> **Source document**
[Start of Attachment]

New Scientist Investigates the Biologic Institute

In its latest issue, New Scientist has published a story—Intelligent design: The God Lab—and an editorial—It’s still about religion—about that double-secret, DI funded research center: the Biologic Institute.

The reticence cloaks an unorthodox agenda. “We are the first ones doing what we might call lab science in intelligent design,” says George Weber, the only one of Biologic’s four directors who would speak openly with me. “The objective is to challenge the scientific community on naturalism.” Weber is not a scientist but a retired professor of business and administration at the Presbyterian Whitworth College in Spokane, Washington. He heads the Spokane chapter of Reasonstobelieve.org, a Christian organisation that seeks to challenge Darwinism. . . .

Last week I learned that following his communication with New Scientist, Weber has left the board of the Biologic Institute. Douglas Axe, the lab’s senior researcher and spokesman, told me in an email that Weber “was found to have seriously misunderstood the purpose of Biologic and to have misrepresented it”. Axe’s portrayal of the Biologic Institute’s purpose excludes religious connotation. He says that the lab’s main objective “is to show that the design perspective can lead to better science”, although he allows that the Biologic Institute will “contribute substantially to the scientific case for intelligent design”.

Clearly, the Discovery Institute has established the Biologic Institute a few decades too late. The Institute for Creation Research and the Creation Research Society have been doing research to challenge naturalism for a long time. They are so prestigious in the field that they have even created their own research journals for publishing their papers. This does not bode well for the Discovery and Biologic Institutes because they will have a hard time breaking the stranglehold that those two research centers have on the industry. For decades now, the ICR and CRS have been telling us that their research is going to revolutionize science in five years time. How can the Biologic and Discovery Institutes compete with such success?

We here at the Thumb wish the Biologic and Discovery Institutes all the luck in turning the ID public relations campaign into a working scientific program. They’ll need it.

[End of Attachment]

> **Exercises to complete**
[A] From the post about the Biologic Institute, extract the passage starting with "Clearly, the Discovery" and going on through "with such success?".
[B] In the post about the Biologic Institute, which organization's Spokane chapter does George Weber head?
The listing that follows has no connection to the post about the Biologic Institute.

> **Extracted entries**
[Start of Attachment]

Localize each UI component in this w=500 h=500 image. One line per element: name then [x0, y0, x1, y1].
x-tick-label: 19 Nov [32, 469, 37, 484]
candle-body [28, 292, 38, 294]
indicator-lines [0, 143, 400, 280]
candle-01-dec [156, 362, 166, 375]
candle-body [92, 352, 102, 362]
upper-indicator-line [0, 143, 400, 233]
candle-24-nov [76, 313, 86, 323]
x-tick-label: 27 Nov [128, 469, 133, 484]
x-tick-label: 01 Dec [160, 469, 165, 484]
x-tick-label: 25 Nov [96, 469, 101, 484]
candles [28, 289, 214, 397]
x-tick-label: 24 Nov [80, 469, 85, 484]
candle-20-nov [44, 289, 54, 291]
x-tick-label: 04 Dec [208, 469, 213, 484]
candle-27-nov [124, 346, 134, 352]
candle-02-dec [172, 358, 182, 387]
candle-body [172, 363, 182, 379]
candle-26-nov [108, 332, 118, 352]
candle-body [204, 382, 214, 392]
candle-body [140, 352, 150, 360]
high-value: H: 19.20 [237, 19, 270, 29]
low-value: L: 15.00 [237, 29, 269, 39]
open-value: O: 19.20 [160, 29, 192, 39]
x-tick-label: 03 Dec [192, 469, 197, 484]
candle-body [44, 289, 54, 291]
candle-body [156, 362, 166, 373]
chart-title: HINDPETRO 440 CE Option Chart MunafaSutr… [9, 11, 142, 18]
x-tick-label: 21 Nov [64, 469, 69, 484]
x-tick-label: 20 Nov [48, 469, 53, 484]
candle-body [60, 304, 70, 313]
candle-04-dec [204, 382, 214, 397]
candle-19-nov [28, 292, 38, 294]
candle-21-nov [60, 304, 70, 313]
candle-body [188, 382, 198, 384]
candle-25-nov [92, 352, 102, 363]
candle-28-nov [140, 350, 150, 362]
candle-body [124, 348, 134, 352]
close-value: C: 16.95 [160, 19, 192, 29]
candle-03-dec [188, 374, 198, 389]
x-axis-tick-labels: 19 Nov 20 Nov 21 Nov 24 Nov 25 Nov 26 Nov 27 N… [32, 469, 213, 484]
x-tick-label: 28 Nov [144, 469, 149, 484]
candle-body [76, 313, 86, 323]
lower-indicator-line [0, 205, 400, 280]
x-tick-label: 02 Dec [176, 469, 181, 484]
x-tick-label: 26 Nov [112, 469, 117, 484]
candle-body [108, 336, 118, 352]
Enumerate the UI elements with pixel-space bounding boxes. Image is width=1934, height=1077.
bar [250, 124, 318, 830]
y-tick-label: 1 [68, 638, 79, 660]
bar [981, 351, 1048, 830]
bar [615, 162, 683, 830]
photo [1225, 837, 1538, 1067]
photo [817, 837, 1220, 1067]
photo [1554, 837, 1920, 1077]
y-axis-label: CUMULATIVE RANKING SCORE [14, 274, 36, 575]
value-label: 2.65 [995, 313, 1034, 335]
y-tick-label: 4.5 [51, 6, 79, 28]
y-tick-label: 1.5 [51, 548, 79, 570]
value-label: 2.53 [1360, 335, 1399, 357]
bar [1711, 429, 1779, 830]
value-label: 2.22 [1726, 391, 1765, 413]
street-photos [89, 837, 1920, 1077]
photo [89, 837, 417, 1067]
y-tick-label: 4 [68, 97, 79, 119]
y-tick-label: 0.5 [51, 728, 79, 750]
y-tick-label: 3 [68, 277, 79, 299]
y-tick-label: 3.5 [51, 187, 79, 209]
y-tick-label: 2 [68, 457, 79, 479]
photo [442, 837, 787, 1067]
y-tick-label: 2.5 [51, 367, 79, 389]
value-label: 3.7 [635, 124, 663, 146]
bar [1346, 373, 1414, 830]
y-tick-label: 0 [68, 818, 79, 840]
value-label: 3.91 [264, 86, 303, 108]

[End of Attachment]

> **Results in order**
[A]
Clearly, the Discovery Institute has established the Biologic Institute a few decades too late. The Institute for Creation Research and the Creation Research Society have been doing research to challenge naturalism for a long time. They are so prestigious in the field that they have even created their own research journals for publishing their papers. This does not bode well for the Discovery and Biologic Institutes because they will have a hard time breaking the stranglehold that those two research centers have on the industry. For decades now, the ICR and CRS have been telling us that their research is going to revolutionize science in five years time. How can the Biologic and Discovery Institutes compete with such success?

[B] Reasonstobelieve.org